Instructions to follow
Without altering anything, repeat each of the records.

□ □ □ □ □

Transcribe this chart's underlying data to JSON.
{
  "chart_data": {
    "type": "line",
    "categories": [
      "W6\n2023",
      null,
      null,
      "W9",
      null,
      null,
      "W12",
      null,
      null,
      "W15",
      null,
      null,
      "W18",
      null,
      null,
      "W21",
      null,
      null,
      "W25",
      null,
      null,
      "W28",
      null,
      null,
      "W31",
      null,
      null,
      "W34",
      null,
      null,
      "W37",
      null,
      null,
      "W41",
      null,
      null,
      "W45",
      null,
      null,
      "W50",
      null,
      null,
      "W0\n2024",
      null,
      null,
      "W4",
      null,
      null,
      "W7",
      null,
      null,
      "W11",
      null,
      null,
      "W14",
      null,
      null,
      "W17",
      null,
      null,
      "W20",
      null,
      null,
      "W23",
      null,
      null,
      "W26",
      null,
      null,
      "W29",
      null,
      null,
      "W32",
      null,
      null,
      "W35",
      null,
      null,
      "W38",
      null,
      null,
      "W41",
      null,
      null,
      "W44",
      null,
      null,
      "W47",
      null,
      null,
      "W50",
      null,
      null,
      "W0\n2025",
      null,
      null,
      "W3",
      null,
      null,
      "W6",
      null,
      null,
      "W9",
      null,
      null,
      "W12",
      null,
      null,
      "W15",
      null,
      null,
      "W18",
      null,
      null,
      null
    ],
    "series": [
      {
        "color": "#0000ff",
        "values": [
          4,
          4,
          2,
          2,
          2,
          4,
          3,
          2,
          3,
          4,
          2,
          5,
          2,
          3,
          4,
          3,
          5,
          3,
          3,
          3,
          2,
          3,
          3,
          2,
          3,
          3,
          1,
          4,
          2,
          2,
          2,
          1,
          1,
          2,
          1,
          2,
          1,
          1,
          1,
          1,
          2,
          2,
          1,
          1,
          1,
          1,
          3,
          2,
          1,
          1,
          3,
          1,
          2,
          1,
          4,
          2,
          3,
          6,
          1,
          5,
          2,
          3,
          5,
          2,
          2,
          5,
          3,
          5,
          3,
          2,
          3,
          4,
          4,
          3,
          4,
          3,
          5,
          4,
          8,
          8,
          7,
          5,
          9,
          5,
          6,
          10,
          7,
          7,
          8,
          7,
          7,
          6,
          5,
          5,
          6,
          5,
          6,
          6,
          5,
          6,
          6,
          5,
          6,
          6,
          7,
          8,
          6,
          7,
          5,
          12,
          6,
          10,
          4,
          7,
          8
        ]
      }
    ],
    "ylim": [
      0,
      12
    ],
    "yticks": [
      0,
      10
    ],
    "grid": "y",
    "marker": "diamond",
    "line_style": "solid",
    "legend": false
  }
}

□ □ □ □ □

Completed task
Transcribe this chart's underlying data to JSON.
{
  "chart_data": {
    "type": "line",
    "categories": [
      "W6\n2023",
      null,
      null,
      "W9",
      null,
      null,
      "W12",
      null,
      null,
      "W15",
      null,
      null,
      "W18",
      null,
      null,
      "W21",
      null,
      null,
      "W25",
      null,
      null,
      "W28",
      null,
      null,
      "W31",
      null,
      null,
      "W34",
      null,
      null,
      "W37",
      null,
      null,
      "W41",
      null,
      null,
      "W45",
      null,
      null,
      "W50",
      null,
      null,
      "W0\n2024",
      null,
      null,
      "W4",
      null,
      null,
      "W7",
      null,
      null,
      "W11",
      null,
      null,
      "W14",
      null,
      null,
      "W17",
      null,
      null,
      "W20",
      null,
      null,
      "W23",
      null,
      null,
      "W26",
      null,
      null,
      "W29",
      null,
      null,
      "W32",
      null,
      null,
      "W35",
      null,
      null,
      "W38",
      null,
      null,
      "W41",
      null,
      null,
      "W44",
      null,
      null,
      "W47",
      null,
      null,
      "W50",
      null,
      null,
      "W0\n2025",
      null,
      null,
      "W3",
      null,
      null,
      "W6",
      null,
      null,
      "W9",
      null,
      null,
      "W12",
      null,
      null,
      "W15",
      null,
      null,
      "W18",
      null,
      null,
      null
    ],
    "series": [
      {
        "color": "#0000ff",
        "values": [
          4,
          4,
          2,
          2,
          2,
          4,
          3,
          2,
          3,
          4,
          2,
          5,
          2,
          3,
          4,
          3,
          5,
          3,
          3,
          3,
          2,
          3,
          3,
          2,
          3,
          3,
          1,
          4,
          2,
          2,
          2,
          1,
          1,
          2,
          1,
          2,
          1,
          1,
          1,
          1,
          2,
          2,
          1,
          1,
          1,
          1,
          3,
          2,
          1,
          1,
          3,
          1,
          2,
          1,
          4,
          2,
          3,
          6,
          1,
          5,
          2,
          3,
          5,
          2,
          2,
          5,
          3,
          5,
          3,
          2,
          3,
          4,
          4,
          3,
          4,
          3,
          5,
          4,
          8,
          8,
          7,
          5,
          9,
          5,
          6,
          10,
          7,
          7,
          8,
          7,
          7,
          6,
          5,
          5,
          6,
          5,
          6,
          6,
          5,
          6,
          6,
          5,
          6,
          6,
          7,
          8,
          6,
          7,
          5,
          12,
          6,
          10,
          4,
          7,
          8
        ]
      }
    ],
    "ylim": [
      0,
      12
    ],
    "yticks": [
      0,
      10
    ],
    "grid": "y",
    "marker": "diamond",
    "line_style": "solid",
    "legend": false
  }
}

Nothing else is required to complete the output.